> _PROBLEM TO WORK ON_
All lines in the data bearing the string "FORECAST" should be identified and copied.

Figure record listings:
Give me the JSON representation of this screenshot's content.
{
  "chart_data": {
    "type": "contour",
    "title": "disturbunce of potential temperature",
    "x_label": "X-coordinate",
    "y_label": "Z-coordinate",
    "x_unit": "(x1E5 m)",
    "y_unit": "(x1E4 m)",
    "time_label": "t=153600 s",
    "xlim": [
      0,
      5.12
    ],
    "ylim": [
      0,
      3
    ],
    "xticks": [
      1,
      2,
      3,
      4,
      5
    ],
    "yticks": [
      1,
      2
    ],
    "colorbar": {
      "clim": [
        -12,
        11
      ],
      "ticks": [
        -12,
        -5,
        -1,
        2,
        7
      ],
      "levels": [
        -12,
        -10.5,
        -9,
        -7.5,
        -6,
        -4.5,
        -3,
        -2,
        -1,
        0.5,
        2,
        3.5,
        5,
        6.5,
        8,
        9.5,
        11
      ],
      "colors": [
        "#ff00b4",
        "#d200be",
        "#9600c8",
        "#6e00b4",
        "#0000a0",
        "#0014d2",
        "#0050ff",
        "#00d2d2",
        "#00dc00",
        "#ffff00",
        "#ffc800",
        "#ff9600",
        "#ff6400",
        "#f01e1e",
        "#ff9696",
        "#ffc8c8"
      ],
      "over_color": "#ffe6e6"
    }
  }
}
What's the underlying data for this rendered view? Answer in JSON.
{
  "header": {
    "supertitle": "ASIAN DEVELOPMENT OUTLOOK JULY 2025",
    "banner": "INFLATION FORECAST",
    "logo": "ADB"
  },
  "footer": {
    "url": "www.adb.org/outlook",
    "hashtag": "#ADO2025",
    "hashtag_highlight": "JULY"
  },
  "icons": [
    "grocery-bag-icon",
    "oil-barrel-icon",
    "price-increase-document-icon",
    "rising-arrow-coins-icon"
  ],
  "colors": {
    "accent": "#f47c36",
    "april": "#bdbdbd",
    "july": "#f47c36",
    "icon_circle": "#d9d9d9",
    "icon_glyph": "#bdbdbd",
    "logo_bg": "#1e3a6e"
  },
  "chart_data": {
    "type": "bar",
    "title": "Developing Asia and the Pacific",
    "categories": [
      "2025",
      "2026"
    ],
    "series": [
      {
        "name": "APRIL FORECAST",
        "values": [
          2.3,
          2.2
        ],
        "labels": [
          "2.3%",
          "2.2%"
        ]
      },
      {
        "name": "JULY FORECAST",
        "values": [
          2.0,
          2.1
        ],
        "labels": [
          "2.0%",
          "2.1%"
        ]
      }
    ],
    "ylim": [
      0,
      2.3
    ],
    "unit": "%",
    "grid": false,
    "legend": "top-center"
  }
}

> _REPLY_
    "banner": "INFLATION FORECAST",
        "name": "APRIL FORECAST",
        "name": "JULY FORECAST",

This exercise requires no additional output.